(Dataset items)
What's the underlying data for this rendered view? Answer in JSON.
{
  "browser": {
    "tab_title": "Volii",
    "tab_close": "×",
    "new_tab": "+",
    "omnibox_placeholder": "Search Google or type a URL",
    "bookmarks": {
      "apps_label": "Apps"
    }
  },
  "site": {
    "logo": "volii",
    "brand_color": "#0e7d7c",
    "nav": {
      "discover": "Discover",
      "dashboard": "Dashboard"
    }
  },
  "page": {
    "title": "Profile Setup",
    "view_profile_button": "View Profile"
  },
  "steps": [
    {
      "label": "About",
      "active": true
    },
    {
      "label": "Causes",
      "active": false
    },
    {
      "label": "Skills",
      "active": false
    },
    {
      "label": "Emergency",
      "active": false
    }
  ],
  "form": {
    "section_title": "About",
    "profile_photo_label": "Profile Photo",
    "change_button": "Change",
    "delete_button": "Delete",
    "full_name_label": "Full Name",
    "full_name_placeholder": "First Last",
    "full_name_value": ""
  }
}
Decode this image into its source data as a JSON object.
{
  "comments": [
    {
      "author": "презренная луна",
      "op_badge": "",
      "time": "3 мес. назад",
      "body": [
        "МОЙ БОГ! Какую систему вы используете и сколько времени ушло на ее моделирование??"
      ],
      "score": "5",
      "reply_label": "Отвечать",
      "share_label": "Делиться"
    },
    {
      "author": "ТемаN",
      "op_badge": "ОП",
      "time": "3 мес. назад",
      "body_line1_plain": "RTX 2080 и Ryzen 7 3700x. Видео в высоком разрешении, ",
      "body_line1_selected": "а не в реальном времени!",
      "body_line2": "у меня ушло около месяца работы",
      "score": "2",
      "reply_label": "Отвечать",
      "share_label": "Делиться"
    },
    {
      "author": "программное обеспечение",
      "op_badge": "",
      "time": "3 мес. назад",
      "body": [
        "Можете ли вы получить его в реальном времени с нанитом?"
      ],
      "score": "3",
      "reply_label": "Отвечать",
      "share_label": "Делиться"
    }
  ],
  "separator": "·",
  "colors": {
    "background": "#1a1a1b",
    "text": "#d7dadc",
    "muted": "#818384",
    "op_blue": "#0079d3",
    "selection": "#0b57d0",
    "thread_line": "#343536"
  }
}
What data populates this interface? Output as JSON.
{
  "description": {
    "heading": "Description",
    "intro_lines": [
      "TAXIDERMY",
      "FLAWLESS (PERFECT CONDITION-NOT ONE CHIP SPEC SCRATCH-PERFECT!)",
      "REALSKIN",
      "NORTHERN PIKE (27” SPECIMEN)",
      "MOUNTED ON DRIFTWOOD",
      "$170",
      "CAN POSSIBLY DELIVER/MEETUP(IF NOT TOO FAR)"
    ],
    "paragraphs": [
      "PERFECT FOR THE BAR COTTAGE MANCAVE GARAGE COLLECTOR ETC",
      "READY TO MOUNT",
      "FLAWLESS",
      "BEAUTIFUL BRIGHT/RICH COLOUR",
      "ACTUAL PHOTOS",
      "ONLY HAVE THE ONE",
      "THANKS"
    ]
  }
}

Directions for this task >> Transcribe all of the lines in the records precisely.

In response >>
What's the underlying data for this rendered view? Answer in JSON.
{
  "browser": {
    "tab_title": "Volii",
    "tab_close": "×",
    "new_tab": "+",
    "omnibox_placeholder": "Search Google or type a URL",
    "bookmarks": {
      "apps_label": "Apps"
    }
  },
  "site": {
    "logo": "volii",
    "brand_color": "#0e7d7c",
    "nav": {
      "discover": "Discover",
      "dashboard": "Dashboard"
    }
  },
  "page": {
    "title": "Profile Setup",
    "view_profile_button": "View Profile"
  },
  "steps": [
    {
      "label": "About",
      "active": true
    },
    {
      "label": "Causes",
      "active": false
    },
    {
      "label": "Skills",
      "active": false
    },
    {
      "label": "Emergency",
      "active": false
    }
  ],
  "form": {
    "section_title": "About",
    "profile_photo_label": "Profile Photo",
    "change_button": "Change",
    "delete_button": "Delete",
    "full_name_label": "Full Name",
    "full_name_placeholder": "First Last",
    "full_name_value": ""
  }
}
Decode this image into its source data as a JSON object.
{
  "comments": [
    {
      "author": "презренная луна",
      "op_badge": "",
      "time": "3 мес. назад",
      "body": [
        "МОЙ БОГ! Какую систему вы используете и сколько времени ушло на ее моделирование??"
      ],
      "score": "5",
      "reply_label": "Отвечать",
      "share_label": "Делиться"
    },
    {
      "author": "ТемаN",
      "op_badge": "ОП",
      "time": "3 мес. назад",
      "body_line1_plain": "RTX 2080 и Ryzen 7 3700x. Видео в высоком разрешении, ",
      "body_line1_selected": "а не в реальном времени!",
      "body_line2": "у меня ушло около месяца работы",
      "score": "2",
      "reply_label": "Отвечать",
      "share_label": "Делиться"
    },
    {
      "author": "программное обеспечение",
      "op_badge": "",
      "time": "3 мес. назад",
      "body": [
        "Можете ли вы получить его в реальном времени с нанитом?"
      ],
      "score": "3",
      "reply_label": "Отвечать",
      "share_label": "Делиться"
    }
  ],
  "separator": "·",
  "colors": {
    "background": "#1a1a1b",
    "text": "#d7dadc",
    "muted": "#818384",
    "op_blue": "#0079d3",
    "selection": "#0b57d0",
    "thread_line": "#343536"
  }
}
What data populates this interface? Output as JSON.
{
  "description": {
    "heading": "Description",
    "intro_lines": [
      "TAXIDERMY",
      "FLAWLESS (PERFECT CONDITION-NOT ONE CHIP SPEC SCRATCH-PERFECT!)",
      "REALSKIN",
      "NORTHERN PIKE (27” SPECIMEN)",
      "MOUNTED ON DRIFTWOOD",
      "$170",
      "CAN POSSIBLY DELIVER/MEETUP(IF NOT TOO FAR)"
    ],
    "paragraphs": [
      "PERFECT FOR THE BAR COTTAGE MANCAVE GARAGE COLLECTOR ETC",
      "READY TO MOUNT",
      "FLAWLESS",
      "BEAUTIFUL BRIGHT/RICH COLOUR",
      "ACTUAL PHOTOS",
      "ONLY HAVE THE ONE",
      "THANKS"
    ]
  }
}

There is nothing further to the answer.